▸ Provided data:
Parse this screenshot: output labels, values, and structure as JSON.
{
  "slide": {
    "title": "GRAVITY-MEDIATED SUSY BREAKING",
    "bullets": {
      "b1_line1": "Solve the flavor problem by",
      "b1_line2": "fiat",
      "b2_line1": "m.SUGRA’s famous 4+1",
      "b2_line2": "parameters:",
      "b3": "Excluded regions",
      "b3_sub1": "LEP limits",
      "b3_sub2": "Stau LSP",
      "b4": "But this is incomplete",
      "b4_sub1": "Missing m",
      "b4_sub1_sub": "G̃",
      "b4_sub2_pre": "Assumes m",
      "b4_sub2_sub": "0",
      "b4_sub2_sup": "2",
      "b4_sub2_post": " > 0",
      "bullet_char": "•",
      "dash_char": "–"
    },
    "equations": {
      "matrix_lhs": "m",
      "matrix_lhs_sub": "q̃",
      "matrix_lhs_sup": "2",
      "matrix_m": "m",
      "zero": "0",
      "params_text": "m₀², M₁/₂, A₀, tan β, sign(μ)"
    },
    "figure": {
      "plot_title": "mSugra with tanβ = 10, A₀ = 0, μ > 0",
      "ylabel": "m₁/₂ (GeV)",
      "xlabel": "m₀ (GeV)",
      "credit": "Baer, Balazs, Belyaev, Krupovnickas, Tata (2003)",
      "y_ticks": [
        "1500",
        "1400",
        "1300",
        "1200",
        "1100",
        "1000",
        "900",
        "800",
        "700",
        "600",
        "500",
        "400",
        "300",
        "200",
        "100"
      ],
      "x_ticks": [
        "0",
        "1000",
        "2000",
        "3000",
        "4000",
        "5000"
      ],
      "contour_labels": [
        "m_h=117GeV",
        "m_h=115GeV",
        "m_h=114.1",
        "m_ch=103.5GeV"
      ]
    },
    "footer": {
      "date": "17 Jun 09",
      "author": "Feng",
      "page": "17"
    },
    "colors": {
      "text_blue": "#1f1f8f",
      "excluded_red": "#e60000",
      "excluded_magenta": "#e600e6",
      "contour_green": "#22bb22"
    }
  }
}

▸ What the task asks: Copy out all the entries shown above, character for character.

▸ Result of the exercise:
Parse this screenshot: output labels, values, and structure as JSON.
{
  "slide": {
    "title": "GRAVITY-MEDIATED SUSY BREAKING",
    "bullets": {
      "b1_line1": "Solve the flavor problem by",
      "b1_line2": "fiat",
      "b2_line1": "m.SUGRA’s famous 4+1",
      "b2_line2": "parameters:",
      "b3": "Excluded regions",
      "b3_sub1": "LEP limits",
      "b3_sub2": "Stau LSP",
      "b4": "But this is incomplete",
      "b4_sub1": "Missing m",
      "b4_sub1_sub": "G̃",
      "b4_sub2_pre": "Assumes m",
      "b4_sub2_sub": "0",
      "b4_sub2_sup": "2",
      "b4_sub2_post": " > 0",
      "bullet_char": "•",
      "dash_char": "–"
    },
    "equations": {
      "matrix_lhs": "m",
      "matrix_lhs_sub": "q̃",
      "matrix_lhs_sup": "2",
      "matrix_m": "m",
      "zero": "0",
      "params_text": "m₀², M₁/₂, A₀, tan β, sign(μ)"
    },
    "figure": {
      "plot_title": "mSugra with tanβ = 10, A₀ = 0, μ > 0",
      "ylabel": "m₁/₂ (GeV)",
      "xlabel": "m₀ (GeV)",
      "credit": "Baer, Balazs, Belyaev, Krupovnickas, Tata (2003)",
      "y_ticks": [
        "1500",
        "1400",
        "1300",
        "1200",
        "1100",
        "1000",
        "900",
        "800",
        "700",
        "600",
        "500",
        "400",
        "300",
        "200",
        "100"
      ],
      "x_ticks": [
        "0",
        "1000",
        "2000",
        "3000",
        "4000",
        "5000"
      ],
      "contour_labels": [
        "m_h=117GeV",
        "m_h=115GeV",
        "m_h=114.1",
        "m_ch=103.5GeV"
      ]
    },
    "footer": {
      "date": "17 Jun 09",
      "author": "Feng",
      "page": "17"
    },
    "colors": {
      "text_blue": "#1f1f8f",
      "excluded_red": "#e60000",
      "excluded_magenta": "#e600e6",
      "contour_green": "#22bb22"
    }
  }
}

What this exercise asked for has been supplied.